Task details: Retype the lines of the data word for word, starting with the line that contains "Point (180, 792, 202, 806)" and going on through the line that contains "Point (354, 658, 377, 673)".

===== Records supplied

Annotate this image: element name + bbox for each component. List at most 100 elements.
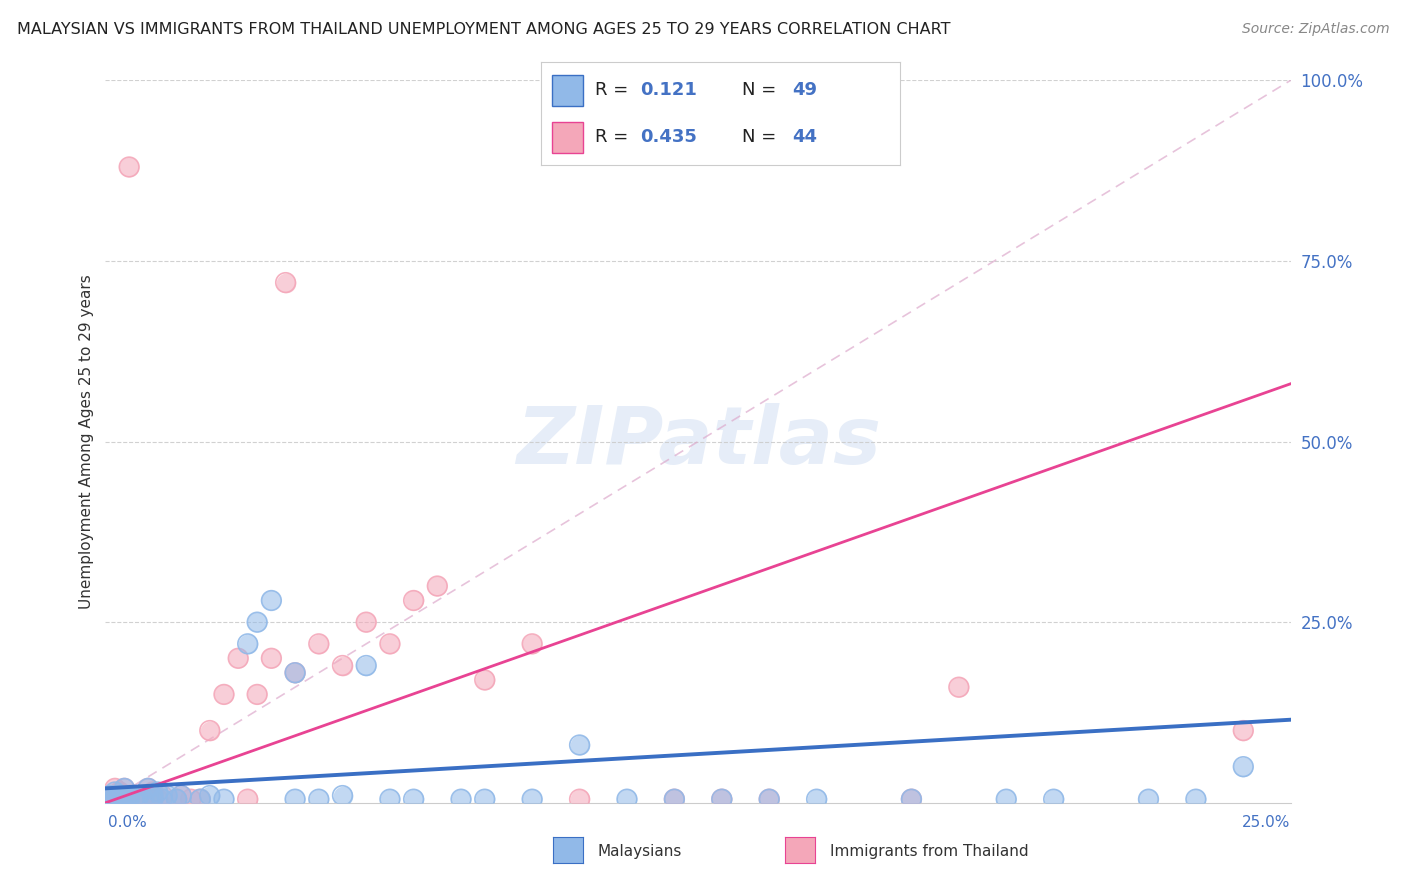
Point (180, 792, 202, 806)
Point (308, 792, 330, 806)
Point (710, 792, 733, 806)
Point (166, 792, 188, 806)
Point (332, 789, 354, 803)
Point (122, 792, 145, 806)
Text: N =: N = (742, 128, 782, 146)
Point (226, 651, 249, 665)
Point (284, 665, 307, 680)
Text: N =: N = (742, 81, 782, 99)
Text: ZIPatlas: ZIPatlas (516, 402, 880, 481)
Point (132, 792, 155, 806)
Point (98, 789, 121, 803)
Point (104, 781, 127, 796)
Point (112, 781, 135, 796)
Point (122, 792, 145, 806)
Point (170, 789, 193, 803)
Point (212, 792, 235, 806)
Point (308, 637, 330, 651)
FancyBboxPatch shape (553, 122, 582, 153)
Point (142, 785, 165, 799)
Text: 0.121: 0.121 (640, 81, 697, 99)
Point (758, 792, 780, 806)
Point (284, 665, 307, 680)
Point (354, 658, 377, 673)
Point (1232, 723, 1254, 738)
Point (142, 792, 165, 806)
Point (226, 651, 249, 665)
Point (128, 792, 150, 806)
Point (474, 792, 496, 806)
Point (710, 792, 733, 806)
Point (378, 637, 401, 651)
Point (474, 673, 496, 687)
Point (246, 687, 269, 701)
Point (402, 792, 425, 806)
Point (450, 792, 472, 806)
Point (236, 792, 259, 806)
Point (274, 276, 297, 290)
Point (1232, 760, 1254, 774)
Point (132, 789, 155, 803)
Point (188, 792, 211, 806)
Text: Malaysians: Malaysians (598, 845, 682, 859)
Point (426, 579, 449, 593)
Point (1232, 723, 1254, 738)
Point (1042, 792, 1064, 806)
Point (284, 665, 307, 680)
Point (198, 723, 221, 738)
Point (900, 792, 922, 806)
Point (104, 792, 127, 806)
Point (108, 792, 131, 806)
Point (260, 593, 283, 607)
Point (156, 789, 179, 803)
Text: 49: 49 (793, 81, 817, 99)
Point (166, 792, 188, 806)
Point (246, 615, 269, 630)
Point (1232, 760, 1254, 774)
Point (284, 665, 307, 680)
Point (284, 792, 307, 806)
Point (806, 792, 828, 806)
Point (664, 792, 686, 806)
Point (1137, 792, 1160, 806)
Point (188, 792, 211, 806)
Point (112, 781, 135, 796)
Point (284, 792, 307, 806)
Point (142, 789, 165, 803)
Point (118, 792, 141, 806)
Point (150, 789, 173, 803)
Point (104, 781, 127, 796)
Point (354, 615, 377, 630)
Point (98, 792, 121, 806)
Point (900, 792, 922, 806)
Point (616, 792, 638, 806)
Point (948, 680, 970, 694)
Point (142, 785, 165, 799)
Point (260, 651, 283, 665)
Point (260, 593, 283, 607)
Point (758, 792, 780, 806)
Point (1185, 792, 1208, 806)
Point (170, 789, 193, 803)
Point (156, 789, 179, 803)
Point (1137, 792, 1160, 806)
Point (568, 792, 591, 806)
Point (354, 615, 377, 630)
Point (170, 789, 193, 803)
Point (212, 687, 235, 701)
Point (136, 781, 159, 796)
Point (112, 792, 135, 806)
Point (332, 658, 354, 673)
Point (118, 789, 141, 803)
Point (122, 792, 145, 806)
Point (118, 789, 141, 803)
Point (520, 637, 543, 651)
Point (995, 792, 1018, 806)
Point (118, 789, 141, 803)
Point (146, 792, 169, 806)
Point (474, 792, 496, 806)
Point (426, 579, 449, 593)
Point (616, 792, 638, 806)
Point (112, 792, 135, 806)
Point (108, 792, 131, 806)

==========

Answer for the task:
Point (180, 792, 202, 806)
Point (308, 792, 330, 806)
Point (710, 792, 733, 806)
Point (166, 792, 188, 806)
Point (332, 789, 354, 803)
Point (122, 792, 145, 806)
Text: N =: N = (742, 128, 782, 146)
Point (226, 651, 249, 665)
Point (284, 665, 307, 680)
Text: N =: N = (742, 81, 782, 99)
Text: ZIPatlas: ZIPatlas (516, 402, 880, 481)
Point (132, 792, 155, 806)
Point (98, 789, 121, 803)
Point (104, 781, 127, 796)
Point (112, 781, 135, 796)
Point (122, 792, 145, 806)
Point (170, 789, 193, 803)
Point (212, 792, 235, 806)
Point (308, 637, 330, 651)
FancyBboxPatch shape (553, 122, 582, 153)
Point (142, 785, 165, 799)
Text: 0.121: 0.121 (640, 81, 697, 99)
Point (758, 792, 780, 806)
Point (284, 665, 307, 680)
Point (354, 658, 377, 673)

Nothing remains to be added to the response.